▶ GIVEN INSTRUCTION
Please format all of the data below as a Markdown table with two columns, No. and Line, giving each non-blank line its own numbered row and skipping blank lines.

--- Start EXTRACTED DATA ---

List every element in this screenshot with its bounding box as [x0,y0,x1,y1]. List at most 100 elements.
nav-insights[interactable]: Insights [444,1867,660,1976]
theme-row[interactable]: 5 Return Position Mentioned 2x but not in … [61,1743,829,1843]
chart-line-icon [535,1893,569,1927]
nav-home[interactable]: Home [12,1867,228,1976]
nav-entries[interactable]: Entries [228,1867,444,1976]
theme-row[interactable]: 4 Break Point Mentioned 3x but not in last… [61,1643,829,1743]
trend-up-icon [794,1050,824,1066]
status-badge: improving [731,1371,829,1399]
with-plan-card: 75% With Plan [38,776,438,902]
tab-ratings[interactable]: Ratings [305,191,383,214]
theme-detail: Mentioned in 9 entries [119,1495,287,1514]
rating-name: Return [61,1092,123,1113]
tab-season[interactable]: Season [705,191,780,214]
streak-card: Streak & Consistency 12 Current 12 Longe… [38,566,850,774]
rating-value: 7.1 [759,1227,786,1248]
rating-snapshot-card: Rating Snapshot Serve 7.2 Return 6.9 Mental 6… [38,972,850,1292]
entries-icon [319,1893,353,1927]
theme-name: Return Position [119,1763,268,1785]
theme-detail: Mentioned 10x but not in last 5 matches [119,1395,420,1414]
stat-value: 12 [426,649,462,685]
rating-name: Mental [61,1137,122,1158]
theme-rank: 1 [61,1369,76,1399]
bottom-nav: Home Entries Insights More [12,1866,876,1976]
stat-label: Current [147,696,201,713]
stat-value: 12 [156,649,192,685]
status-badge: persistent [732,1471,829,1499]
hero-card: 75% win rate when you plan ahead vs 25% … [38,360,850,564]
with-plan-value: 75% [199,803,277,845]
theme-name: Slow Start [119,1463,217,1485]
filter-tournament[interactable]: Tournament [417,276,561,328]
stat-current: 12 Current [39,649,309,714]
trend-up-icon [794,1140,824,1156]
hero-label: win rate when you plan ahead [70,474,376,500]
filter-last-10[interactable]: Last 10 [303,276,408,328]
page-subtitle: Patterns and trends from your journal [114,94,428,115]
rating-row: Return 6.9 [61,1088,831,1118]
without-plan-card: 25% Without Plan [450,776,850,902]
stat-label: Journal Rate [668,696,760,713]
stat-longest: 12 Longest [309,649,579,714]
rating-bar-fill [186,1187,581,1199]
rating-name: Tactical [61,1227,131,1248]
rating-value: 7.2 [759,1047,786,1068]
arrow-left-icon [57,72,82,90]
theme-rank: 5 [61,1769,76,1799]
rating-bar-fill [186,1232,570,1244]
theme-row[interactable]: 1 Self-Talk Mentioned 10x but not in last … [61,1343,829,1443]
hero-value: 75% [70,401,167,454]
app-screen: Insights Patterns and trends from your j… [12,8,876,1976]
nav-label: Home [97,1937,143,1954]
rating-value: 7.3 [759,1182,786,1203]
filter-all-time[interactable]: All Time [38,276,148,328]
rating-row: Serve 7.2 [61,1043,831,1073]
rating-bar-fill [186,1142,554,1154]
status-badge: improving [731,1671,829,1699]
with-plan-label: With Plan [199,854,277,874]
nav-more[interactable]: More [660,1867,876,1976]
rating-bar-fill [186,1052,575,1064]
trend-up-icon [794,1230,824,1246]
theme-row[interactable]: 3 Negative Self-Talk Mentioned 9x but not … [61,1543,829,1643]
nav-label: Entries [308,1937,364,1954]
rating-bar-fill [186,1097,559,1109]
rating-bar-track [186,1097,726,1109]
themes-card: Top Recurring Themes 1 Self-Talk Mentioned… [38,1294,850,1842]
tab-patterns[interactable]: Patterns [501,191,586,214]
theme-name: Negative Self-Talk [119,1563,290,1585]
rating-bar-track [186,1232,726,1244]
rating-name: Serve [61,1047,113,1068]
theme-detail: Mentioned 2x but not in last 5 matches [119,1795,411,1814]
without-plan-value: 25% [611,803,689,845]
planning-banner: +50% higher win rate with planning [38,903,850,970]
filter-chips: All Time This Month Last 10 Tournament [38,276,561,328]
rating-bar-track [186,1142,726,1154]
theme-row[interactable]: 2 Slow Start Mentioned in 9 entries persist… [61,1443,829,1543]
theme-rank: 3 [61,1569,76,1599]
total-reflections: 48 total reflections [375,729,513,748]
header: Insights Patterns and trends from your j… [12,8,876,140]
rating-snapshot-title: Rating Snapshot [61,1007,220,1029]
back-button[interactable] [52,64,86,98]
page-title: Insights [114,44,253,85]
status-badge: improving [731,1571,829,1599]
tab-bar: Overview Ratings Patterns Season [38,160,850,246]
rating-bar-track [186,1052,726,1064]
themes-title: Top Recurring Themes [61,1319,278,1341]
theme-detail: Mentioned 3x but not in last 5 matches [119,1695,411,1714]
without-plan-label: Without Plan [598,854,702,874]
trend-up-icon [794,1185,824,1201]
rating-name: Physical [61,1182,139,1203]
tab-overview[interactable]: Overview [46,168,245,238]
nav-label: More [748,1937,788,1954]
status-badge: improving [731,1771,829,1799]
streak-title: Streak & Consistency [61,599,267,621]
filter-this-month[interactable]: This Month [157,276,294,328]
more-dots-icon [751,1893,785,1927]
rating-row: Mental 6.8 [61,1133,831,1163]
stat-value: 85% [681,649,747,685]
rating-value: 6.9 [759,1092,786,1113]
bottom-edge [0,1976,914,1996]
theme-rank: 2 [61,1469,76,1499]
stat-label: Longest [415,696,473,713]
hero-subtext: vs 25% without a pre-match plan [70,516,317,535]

--- End EXTRACTED DATA ---

▶ OUTPUT BELOW
| No. | Line |
|---|---|
| 1 | List every element in this screenshot with its bounding box as [x0,y0,x1,y1]. List at most 100 elements. |
| 2 | nav-insights[interactable]: Insights [444,1867,660,1976] |
| 3 | theme-row[interactable]: 5 Return Position Mentioned 2x but not in … [61,1743,829,1843] |
| 4 | chart-line-icon [535,1893,569,1927] |
| 5 | nav-home[interactable]: Home [12,1867,228,1976] |
| 6 | nav-entries[interactable]: Entries [228,1867,444,1976] |
| 7 | theme-row[interactable]: 4 Break Point Mentioned 3x but not in last… [61,1643,829,1743] |
| 8 | trend-up-icon [794,1050,824,1066] |
| 9 | status-badge: improving [731,1371,829,1399] |
| 10 | with-plan-card: 75% With Plan [38,776,438,902] |
| 11 | tab-ratings[interactable]: Ratings [305,191,383,214] |
| 12 | theme-detail: Mentioned in 9 entries [119,1495,287,1514] |
| 13 | rating-name: Return [61,1092,123,1113] |
| 14 | tab-season[interactable]: Season [705,191,780,214] |
| 15 | streak-card: Streak & Consistency 12 Current 12 Longe… [38,566,850,774] |
| 16 | rating-value: 7.1 [759,1227,786,1248] |
| 17 | rating-snapshot-card: Rating Snapshot Serve 7.2 Return 6.9 Mental 6… [38,972,850,1292] |
| 18 | entries-icon [319,1893,353,1927] |
| 19 | theme-name: Return Position [119,1763,268,1785] |
| 20 | theme-detail: Mentioned 10x but not in last 5 matches [119,1395,420,1414] |
| 21 | stat-value: 12 [426,649,462,685] |
| 22 | rating-name: Mental [61,1137,122,1158] |
| 23 | theme-rank: 1 [61,1369,76,1399] |
| 24 | bottom-nav: Home Entries Insights More [12,1866,876,1976] |
| 25 | stat-label: Current [147,696,201,713] |
| 26 | stat-value: 12 [156,649,192,685] |
| 27 | status-badge: persistent [732,1471,829,1499] |
| 28 | hero-card: 75% win rate when you plan ahead vs 25% … [38,360,850,564] |
| 29 | with-plan-value: 75% [199,803,277,845] |
| 30 | theme-name: Slow Start [119,1463,217,1485] |
| 31 | filter-tournament[interactable]: Tournament [417,276,561,328] |
| 32 | stat-current: 12 Current [39,649,309,714] |
| 33 | trend-up-icon [794,1140,824,1156] |
| 34 | hero-label: win rate when you plan ahead [70,474,376,500] |
| 35 | filter-last-10[interactable]: Last 10 [303,276,408,328] |
| 36 | page-subtitle: Patterns and trends from your journal [114,94,428,115] |
| 37 | rating-row: Return 6.9 [61,1088,831,1118] |
| 38 | without-plan-card: 25% Without Plan [450,776,850,902] |
| 39 | stat-label: Journal Rate [668,696,760,713] |
| 40 | stat-longest: 12 Longest [309,649,579,714] |
| 41 | rating-bar-fill [186,1187,581,1199] |
| 42 | rating-name: Tactical [61,1227,131,1248] |
| 43 | rating-value: 7.2 [759,1047,786,1068] |
| 44 | arrow-left-icon [57,72,82,90] |
| 45 | theme-rank: 5 [61,1769,76,1799] |
| 46 | rating-bar-fill [186,1232,570,1244] |
| 47 | theme-row[interactable]: 1 Self-Talk Mentioned 10x but not in last … [61,1343,829,1443] |
| 48 | hero-value: 75% [70,401,167,454] |
| 49 | app-screen: Insights Patterns and trends from your j… [12,8,876,1976] |
| 50 | nav-label: Home [97,1937,143,1954] |
| 51 | rating-value: 7.3 [759,1182,786,1203] |
| 52 | filter-all-time[interactable]: All Time [38,276,148,328] |
| 53 | rating-row: Serve 7.2 [61,1043,831,1073] |
| 54 | rating-bar-fill [186,1142,554,1154] |
| 55 | status-badge: improving [731,1671,829,1699] |
| 56 | with-plan-label: With Plan [199,854,277,874] |
| 57 | nav-more[interactable]: More [660,1867,876,1976] |
| 58 | rating-bar-fill [186,1052,575,1064] |
| 59 | trend-up-icon [794,1230,824,1246] |
| 60 | theme-row[interactable]: 3 Negative Self-Talk Mentioned 9x but not … [61,1543,829,1643] |
| 61 | nav-label: Entries [308,1937,364,1954] |
| 62 | rating-bar-fill [186,1097,559,1109] |
| 63 | rating-bar-track [186,1097,726,1109] |
| 64 | themes-card: Top Recurring Themes 1 Self-Talk Mentioned… [38,1294,850,1842] |
| 65 | tab-patterns[interactable]: Patterns [501,191,586,214] |
| 66 | theme-name: Negative Self-Talk [119,1563,290,1585] |
| 67 | rating-bar-track [186,1232,726,1244] |
| 68 | rating-name: Serve [61,1047,113,1068] |
| 69 | theme-detail: Mentioned 2x but not in last 5 matches [119,1795,411,1814] |
| 70 | without-plan-value: 25% [611,803,689,845] |
| 71 | planning-banner: +50% higher win rate with planning [38,903,850,970] |
| 72 | filter-chips: All Time This Month Last 10 Tournament [38,276,561,328] |
| 73 | rating-bar-track [186,1142,726,1154] |
| 74 | theme-row[interactable]: 2 Slow Start Mentioned in 9 entries persist… [61,1443,829,1543] |
| 75 | theme-rank: 3 [61,1569,76,1599] |
| 76 | total-reflections: 48 total reflections [375,729,513,748] |
| 77 | header: Insights Patterns and trends from your j… [12,8,876,140] |
| 78 | rating-snapshot-title: Rating Snapshot [61,1007,220,1029] |
| 79 | back-button[interactable] [52,64,86,98] |
| 80 | page-title: Insights [114,44,253,85] |
| 81 | status-badge: improving [731,1571,829,1599] |
| 82 | tab-bar: Overview Ratings Patterns Season [38,160,850,246] |
| 83 | rating-bar-track [186,1052,726,1064] |
| 84 | themes-title: Top Recurring Themes [61,1319,278,1341] |
| 85 | theme-detail: Mentioned 3x but not in last 5 matches [119,1695,411,1714] |
| 86 | without-plan-label: Without Plan [598,854,702,874] |
| 87 | trend-up-icon [794,1185,824,1201] |
| 88 | rating-name: Physical [61,1182,139,1203] |
| 89 | tab-overview[interactable]: Overview [46,168,245,238] |
| 90 | nav-label: More [748,1937,788,1954] |
| 91 | status-badge: improving [731,1771,829,1799] |
| 92 | streak-title: Streak & Consistency [61,599,267,621] |
| 93 | filter-this-month[interactable]: This Month [157,276,294,328] |
| 94 | more-dots-icon [751,1893,785,1927] |
| 95 | rating-row: Mental 6.8 [61,1133,831,1163] |
| 96 | stat-value: 85% [681,649,747,685] |
| 97 | rating-value: 6.9 [759,1092,786,1113] |
| 98 | bottom-edge [0,1976,914,1996] |
| 99 | theme-rank: 2 [61,1469,76,1499] |
| 100 | stat-label: Longest [415,696,473,713] |
| 101 | hero-subtext: vs 25% without a pre-match plan [70,516,317,535] |